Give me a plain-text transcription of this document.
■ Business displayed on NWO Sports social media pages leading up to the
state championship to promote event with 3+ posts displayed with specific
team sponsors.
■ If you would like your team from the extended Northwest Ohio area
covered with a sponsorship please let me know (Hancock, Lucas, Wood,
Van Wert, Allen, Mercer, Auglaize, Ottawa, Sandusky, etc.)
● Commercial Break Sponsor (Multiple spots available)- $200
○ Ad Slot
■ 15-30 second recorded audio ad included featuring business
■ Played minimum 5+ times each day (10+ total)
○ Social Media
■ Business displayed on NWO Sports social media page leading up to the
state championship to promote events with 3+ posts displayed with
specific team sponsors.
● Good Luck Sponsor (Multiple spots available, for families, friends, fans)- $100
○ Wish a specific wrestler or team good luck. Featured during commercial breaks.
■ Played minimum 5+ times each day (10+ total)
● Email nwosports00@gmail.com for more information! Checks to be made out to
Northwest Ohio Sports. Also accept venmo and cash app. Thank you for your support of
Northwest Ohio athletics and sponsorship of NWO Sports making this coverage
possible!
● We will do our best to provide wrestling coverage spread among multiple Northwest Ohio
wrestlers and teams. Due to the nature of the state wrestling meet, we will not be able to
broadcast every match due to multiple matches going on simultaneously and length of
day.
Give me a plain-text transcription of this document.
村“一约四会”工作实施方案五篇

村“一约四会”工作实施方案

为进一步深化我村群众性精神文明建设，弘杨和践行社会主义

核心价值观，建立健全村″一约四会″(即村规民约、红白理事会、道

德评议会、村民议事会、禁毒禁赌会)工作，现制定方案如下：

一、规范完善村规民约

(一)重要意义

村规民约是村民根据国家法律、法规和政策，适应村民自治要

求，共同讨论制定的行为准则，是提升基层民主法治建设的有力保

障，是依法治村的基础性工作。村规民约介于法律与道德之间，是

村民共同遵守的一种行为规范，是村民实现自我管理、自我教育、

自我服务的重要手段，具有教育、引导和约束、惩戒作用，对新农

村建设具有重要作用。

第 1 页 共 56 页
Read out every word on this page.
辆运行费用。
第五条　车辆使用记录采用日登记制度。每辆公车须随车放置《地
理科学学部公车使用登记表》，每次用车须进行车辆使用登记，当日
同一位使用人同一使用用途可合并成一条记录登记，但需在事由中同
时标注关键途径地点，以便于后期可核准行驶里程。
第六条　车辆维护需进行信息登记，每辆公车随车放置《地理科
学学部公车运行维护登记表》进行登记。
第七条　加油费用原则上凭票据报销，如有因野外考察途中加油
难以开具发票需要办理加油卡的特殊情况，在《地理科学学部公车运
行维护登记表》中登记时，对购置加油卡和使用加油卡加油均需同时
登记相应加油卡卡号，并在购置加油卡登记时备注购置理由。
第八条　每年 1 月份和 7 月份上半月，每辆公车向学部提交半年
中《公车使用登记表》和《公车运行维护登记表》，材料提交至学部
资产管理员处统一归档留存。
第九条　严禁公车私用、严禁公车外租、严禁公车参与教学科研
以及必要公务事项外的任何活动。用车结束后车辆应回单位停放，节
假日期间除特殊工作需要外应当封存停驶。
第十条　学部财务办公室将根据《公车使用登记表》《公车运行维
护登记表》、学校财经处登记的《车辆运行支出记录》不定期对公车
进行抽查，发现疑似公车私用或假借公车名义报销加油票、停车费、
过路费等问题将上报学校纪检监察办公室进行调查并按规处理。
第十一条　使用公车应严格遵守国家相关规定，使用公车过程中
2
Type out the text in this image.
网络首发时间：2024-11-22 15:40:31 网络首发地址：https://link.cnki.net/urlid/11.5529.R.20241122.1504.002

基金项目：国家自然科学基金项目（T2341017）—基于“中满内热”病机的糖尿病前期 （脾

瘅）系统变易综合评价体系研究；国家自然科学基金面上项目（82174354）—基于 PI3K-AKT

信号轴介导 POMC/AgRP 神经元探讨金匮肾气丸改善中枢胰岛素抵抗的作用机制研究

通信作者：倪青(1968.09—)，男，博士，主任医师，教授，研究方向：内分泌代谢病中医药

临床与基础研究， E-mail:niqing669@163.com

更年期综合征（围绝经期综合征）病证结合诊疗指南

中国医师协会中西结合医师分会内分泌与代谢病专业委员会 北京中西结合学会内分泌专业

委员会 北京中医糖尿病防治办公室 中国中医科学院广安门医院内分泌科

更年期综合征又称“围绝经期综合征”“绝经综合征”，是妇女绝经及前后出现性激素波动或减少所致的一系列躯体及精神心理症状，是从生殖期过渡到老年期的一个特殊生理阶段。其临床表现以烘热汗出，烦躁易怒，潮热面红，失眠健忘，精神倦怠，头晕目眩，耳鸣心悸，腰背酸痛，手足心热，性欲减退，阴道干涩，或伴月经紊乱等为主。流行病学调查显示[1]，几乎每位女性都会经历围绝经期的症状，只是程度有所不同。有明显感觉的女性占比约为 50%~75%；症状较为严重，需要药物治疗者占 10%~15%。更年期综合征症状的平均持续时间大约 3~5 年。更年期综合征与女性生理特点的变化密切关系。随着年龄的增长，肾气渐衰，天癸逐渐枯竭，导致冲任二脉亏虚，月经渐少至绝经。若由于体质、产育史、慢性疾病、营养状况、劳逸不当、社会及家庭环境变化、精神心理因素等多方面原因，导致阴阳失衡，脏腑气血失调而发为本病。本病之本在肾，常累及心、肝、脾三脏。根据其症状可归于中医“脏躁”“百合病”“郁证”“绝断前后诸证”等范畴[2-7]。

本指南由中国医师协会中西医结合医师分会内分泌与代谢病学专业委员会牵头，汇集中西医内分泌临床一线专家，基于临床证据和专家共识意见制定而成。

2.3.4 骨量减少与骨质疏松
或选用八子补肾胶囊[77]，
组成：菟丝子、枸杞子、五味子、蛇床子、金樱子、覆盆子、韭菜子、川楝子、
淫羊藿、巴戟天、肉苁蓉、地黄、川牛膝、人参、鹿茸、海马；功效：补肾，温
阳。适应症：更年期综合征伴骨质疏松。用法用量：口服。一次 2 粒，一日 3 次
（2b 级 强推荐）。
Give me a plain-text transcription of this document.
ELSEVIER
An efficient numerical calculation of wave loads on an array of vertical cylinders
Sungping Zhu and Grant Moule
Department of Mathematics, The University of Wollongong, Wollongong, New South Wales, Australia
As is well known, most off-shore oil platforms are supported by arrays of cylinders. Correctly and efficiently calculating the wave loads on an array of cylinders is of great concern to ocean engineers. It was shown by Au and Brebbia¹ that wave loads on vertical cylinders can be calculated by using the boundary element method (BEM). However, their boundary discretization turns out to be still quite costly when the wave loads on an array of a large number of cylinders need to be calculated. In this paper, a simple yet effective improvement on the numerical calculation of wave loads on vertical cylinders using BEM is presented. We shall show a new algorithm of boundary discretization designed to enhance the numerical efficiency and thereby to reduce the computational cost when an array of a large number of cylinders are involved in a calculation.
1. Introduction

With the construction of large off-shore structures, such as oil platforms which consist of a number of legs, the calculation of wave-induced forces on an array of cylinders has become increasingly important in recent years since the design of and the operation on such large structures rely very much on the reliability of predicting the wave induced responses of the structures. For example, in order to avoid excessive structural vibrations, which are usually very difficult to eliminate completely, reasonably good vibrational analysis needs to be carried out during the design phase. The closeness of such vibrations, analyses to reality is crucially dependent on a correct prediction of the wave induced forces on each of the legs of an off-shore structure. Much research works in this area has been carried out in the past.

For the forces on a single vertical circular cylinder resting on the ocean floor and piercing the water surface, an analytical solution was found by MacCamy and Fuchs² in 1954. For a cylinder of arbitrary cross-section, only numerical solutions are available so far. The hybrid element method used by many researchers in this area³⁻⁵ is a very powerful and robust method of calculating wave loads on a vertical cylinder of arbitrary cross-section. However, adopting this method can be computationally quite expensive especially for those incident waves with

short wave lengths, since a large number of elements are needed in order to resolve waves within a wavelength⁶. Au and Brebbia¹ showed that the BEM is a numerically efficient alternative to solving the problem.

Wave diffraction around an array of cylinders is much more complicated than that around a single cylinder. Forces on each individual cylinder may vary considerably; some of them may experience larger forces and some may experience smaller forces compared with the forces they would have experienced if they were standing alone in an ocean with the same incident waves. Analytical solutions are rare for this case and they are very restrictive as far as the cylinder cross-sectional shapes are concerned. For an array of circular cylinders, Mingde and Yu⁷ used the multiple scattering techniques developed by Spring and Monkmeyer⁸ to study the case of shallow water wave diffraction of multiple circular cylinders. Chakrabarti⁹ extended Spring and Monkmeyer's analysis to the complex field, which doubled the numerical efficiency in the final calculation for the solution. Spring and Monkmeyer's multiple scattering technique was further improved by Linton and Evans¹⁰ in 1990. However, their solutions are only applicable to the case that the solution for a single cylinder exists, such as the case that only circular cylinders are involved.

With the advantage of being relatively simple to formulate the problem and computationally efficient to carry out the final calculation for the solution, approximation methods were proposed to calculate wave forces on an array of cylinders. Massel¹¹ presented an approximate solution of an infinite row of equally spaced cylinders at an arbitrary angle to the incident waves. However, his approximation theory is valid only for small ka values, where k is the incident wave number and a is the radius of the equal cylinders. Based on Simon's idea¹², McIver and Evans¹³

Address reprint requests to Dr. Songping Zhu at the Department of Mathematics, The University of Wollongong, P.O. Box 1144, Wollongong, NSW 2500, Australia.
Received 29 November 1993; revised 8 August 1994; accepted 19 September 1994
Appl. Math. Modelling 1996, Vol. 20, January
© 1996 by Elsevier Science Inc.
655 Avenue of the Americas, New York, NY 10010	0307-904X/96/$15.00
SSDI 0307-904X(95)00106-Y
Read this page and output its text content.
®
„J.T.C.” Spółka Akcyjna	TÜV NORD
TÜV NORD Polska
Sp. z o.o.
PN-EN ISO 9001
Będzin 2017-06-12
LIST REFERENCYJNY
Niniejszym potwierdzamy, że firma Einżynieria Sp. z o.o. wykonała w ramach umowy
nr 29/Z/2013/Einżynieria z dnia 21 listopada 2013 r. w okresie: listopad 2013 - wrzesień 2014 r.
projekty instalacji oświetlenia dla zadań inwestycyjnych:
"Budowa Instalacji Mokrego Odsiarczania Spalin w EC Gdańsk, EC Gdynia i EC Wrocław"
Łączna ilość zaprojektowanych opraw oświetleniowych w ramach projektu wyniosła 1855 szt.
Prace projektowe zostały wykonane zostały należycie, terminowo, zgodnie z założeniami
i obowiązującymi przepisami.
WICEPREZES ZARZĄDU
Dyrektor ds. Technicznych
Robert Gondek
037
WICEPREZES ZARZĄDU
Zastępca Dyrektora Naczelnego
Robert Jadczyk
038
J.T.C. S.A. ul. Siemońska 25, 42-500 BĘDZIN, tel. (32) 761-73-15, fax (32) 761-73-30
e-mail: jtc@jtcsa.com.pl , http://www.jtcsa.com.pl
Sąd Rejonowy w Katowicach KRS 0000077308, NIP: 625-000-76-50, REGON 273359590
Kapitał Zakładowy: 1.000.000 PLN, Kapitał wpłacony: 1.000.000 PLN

===

## Exercise instructions
State how many lines in the records above contain the word "Australia", giving only the number.

## Finished answer
2